§ Directive
Faithfully return all lines, omitting every embedded picture.

§ Information shown

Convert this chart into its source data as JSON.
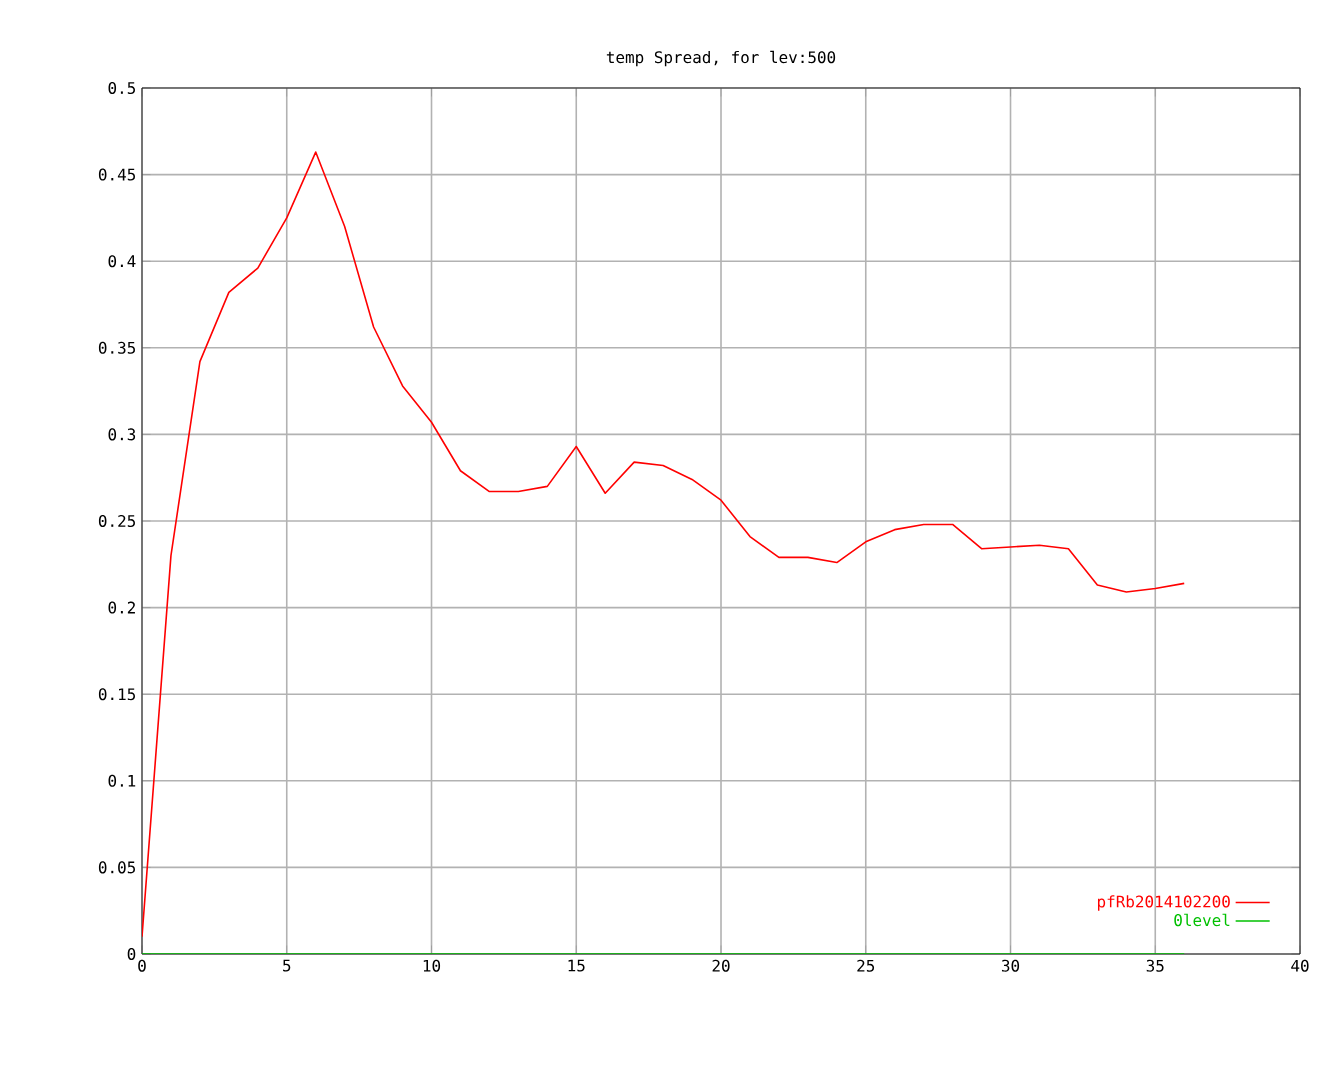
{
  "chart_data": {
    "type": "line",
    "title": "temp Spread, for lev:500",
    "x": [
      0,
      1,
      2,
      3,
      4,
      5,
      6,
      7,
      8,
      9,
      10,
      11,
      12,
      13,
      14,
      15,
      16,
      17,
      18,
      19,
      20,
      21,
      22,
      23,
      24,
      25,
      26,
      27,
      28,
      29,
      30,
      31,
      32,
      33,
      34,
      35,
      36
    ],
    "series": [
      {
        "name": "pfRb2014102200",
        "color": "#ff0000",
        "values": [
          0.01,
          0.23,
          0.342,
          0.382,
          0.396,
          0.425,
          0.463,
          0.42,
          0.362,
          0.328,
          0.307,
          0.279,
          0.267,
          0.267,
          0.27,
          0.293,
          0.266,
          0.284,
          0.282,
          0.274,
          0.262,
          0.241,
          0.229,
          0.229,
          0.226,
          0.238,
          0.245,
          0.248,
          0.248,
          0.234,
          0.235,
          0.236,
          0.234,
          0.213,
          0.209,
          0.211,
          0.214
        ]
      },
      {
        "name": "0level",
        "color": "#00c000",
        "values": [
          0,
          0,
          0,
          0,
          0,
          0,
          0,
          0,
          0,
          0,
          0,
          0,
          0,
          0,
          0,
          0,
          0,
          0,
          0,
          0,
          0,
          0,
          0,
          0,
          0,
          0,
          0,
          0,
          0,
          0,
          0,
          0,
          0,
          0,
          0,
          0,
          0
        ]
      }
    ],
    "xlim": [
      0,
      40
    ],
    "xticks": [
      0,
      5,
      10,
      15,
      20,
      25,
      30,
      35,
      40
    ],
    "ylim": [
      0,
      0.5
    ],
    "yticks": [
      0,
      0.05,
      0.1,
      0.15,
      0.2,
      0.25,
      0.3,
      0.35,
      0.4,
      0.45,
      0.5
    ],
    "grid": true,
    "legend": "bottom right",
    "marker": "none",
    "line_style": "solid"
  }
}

§ Exercise result
Convert this chart into its source data as JSON.
{
  "chart_data": {
    "type": "line",
    "title": "temp Spread, for lev:500",
    "x": [
      0,
      1,
      2,
      3,
      4,
      5,
      6,
      7,
      8,
      9,
      10,
      11,
      12,
      13,
      14,
      15,
      16,
      17,
      18,
      19,
      20,
      21,
      22,
      23,
      24,
      25,
      26,
      27,
      28,
      29,
      30,
      31,
      32,
      33,
      34,
      35,
      36
    ],
    "series": [
      {
        "name": "pfRb2014102200",
        "color": "#ff0000",
        "values": [
          0.01,
          0.23,
          0.342,
          0.382,
          0.396,
          0.425,
          0.463,
          0.42,
          0.362,
          0.328,
          0.307,
          0.279,
          0.267,
          0.267,
          0.27,
          0.293,
          0.266,
          0.284,
          0.282,
          0.274,
          0.262,
          0.241,
          0.229,
          0.229,
          0.226,
          0.238,
          0.245,
          0.248,
          0.248,
          0.234,
          0.235,
          0.236,
          0.234,
          0.213,
          0.209,
          0.211,
          0.214
        ]
      },
      {
        "name": "0level",
        "color": "#00c000",
        "values": [
          0,
          0,
          0,
          0,
          0,
          0,
          0,
          0,
          0,
          0,
          0,
          0,
          0,
          0,
          0,
          0,
          0,
          0,
          0,
          0,
          0,
          0,
          0,
          0,
          0,
          0,
          0,
          0,
          0,
          0,
          0,
          0,
          0,
          0,
          0,
          0,
          0
        ]
      }
    ],
    "xlim": [
      0,
      40
    ],
    "xticks": [
      0,
      5,
      10,
      15,
      20,
      25,
      30,
      35,
      40
    ],
    "ylim": [
      0,
      0.5
    ],
    "yticks": [
      0,
      0.05,
      0.1,
      0.15,
      0.2,
      0.25,
      0.3,
      0.35,
      0.4,
      0.45,
      0.5
    ],
    "grid": true,
    "legend": "bottom right",
    "marker": "none",
    "line_style": "solid"
  }
}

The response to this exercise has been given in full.